(Stored records)
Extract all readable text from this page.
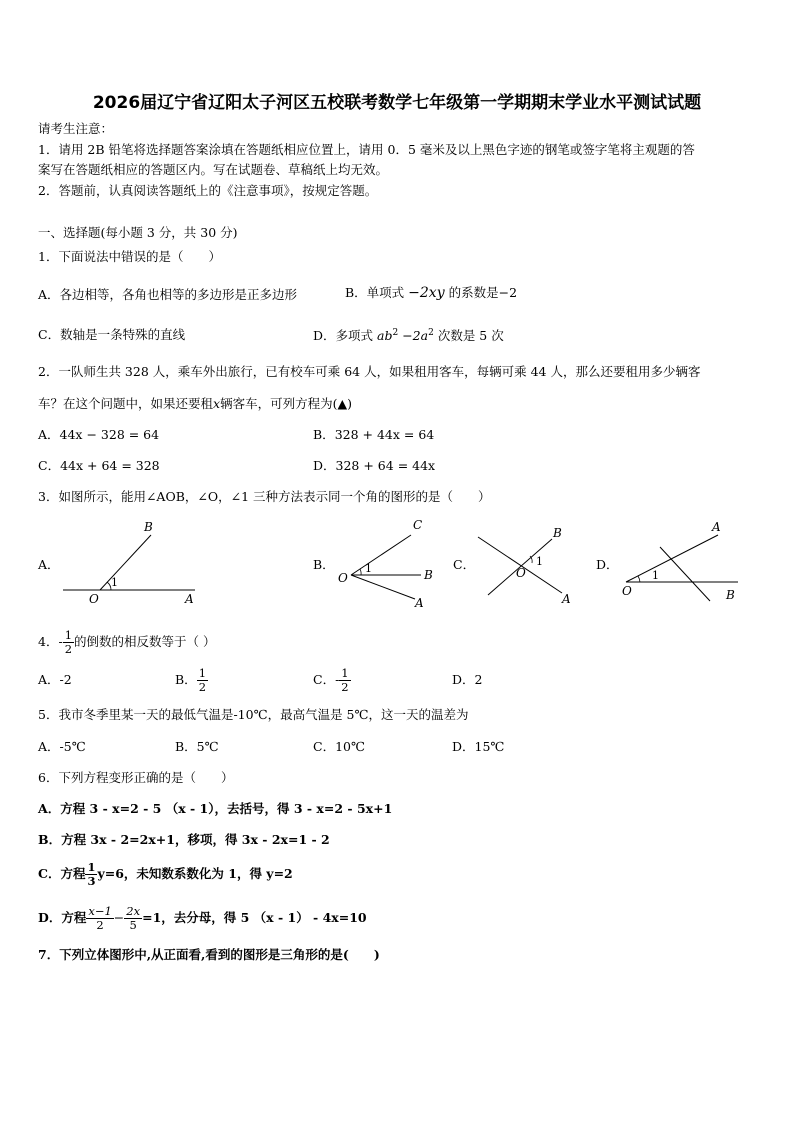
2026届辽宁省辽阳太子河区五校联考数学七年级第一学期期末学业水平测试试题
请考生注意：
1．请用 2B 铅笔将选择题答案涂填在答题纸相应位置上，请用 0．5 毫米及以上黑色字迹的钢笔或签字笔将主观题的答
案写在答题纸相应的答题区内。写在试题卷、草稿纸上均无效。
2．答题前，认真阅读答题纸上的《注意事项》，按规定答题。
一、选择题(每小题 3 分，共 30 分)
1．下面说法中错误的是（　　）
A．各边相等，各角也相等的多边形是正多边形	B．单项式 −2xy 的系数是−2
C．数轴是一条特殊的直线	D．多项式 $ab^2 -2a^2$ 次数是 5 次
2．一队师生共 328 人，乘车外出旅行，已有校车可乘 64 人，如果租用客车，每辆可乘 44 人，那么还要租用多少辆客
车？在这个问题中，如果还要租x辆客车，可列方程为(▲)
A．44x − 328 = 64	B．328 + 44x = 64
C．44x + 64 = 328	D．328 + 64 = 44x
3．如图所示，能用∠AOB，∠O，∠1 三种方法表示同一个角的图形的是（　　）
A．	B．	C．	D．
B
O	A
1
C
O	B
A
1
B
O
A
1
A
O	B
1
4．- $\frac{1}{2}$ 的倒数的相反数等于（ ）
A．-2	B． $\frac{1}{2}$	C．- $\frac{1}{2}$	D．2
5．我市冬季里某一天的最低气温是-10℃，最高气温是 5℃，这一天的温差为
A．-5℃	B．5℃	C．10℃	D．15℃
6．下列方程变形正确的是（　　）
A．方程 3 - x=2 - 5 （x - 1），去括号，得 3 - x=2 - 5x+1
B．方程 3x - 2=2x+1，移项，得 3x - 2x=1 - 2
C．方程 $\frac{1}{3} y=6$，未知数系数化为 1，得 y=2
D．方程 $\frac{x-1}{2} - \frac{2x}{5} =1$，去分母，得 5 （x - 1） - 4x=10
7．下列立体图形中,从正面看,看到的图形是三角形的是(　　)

**PROBLEM DESCRIPTION:** All of the records above must be copied exactly, except for the pictures.

**PROBLEM SOLUTION:**
Extract all readable text from this page.
2026届辽宁省辽阳太子河区五校联考数学七年级第一学期期末学业水平测试试题
请考生注意：
1．请用 2B 铅笔将选择题答案涂填在答题纸相应位置上，请用 0．5 毫米及以上黑色字迹的钢笔或签字笔将主观题的答
案写在答题纸相应的答题区内。写在试题卷、草稿纸上均无效。
2．答题前，认真阅读答题纸上的《注意事项》，按规定答题。
一、选择题(每小题 3 分，共 30 分)
1．下面说法中错误的是（　　）
A．各边相等，各角也相等的多边形是正多边形	B．单项式 −2xy 的系数是−2
C．数轴是一条特殊的直线	D．多项式 $ab^2 -2a^2$ 次数是 5 次
2．一队师生共 328 人，乘车外出旅行，已有校车可乘 64 人，如果租用客车，每辆可乘 44 人，那么还要租用多少辆客
车？在这个问题中，如果还要租x辆客车，可列方程为(▲)
A．44x − 328 = 64	B．328 + 44x = 64
C．44x + 64 = 328	D．328 + 64 = 44x
3．如图所示，能用∠AOB，∠O，∠1 三种方法表示同一个角的图形的是（　　）
A．	B．	C．	D．
B
O	A
1
C
O	B
A
1
B
O
A
1
A
O	B
1
4．- $\frac{1}{2}$ 的倒数的相反数等于（ ）
A．-2	B． $\frac{1}{2}$	C．- $\frac{1}{2}$	D．2
5．我市冬季里某一天的最低气温是-10℃，最高气温是 5℃，这一天的温差为
A．-5℃	B．5℃	C．10℃	D．15℃
6．下列方程变形正确的是（　　）
A．方程 3 - x=2 - 5 （x - 1），去括号，得 3 - x=2 - 5x+1
B．方程 3x - 2=2x+1，移项，得 3x - 2x=1 - 2
C．方程 $\frac{1}{3} y=6$，未知数系数化为 1，得 y=2
D．方程 $\frac{x-1}{2} - \frac{2x}{5} =1$，去分母，得 5 （x - 1） - 4x=10
7．下列立体图形中,从正面看,看到的图形是三角形的是(　　)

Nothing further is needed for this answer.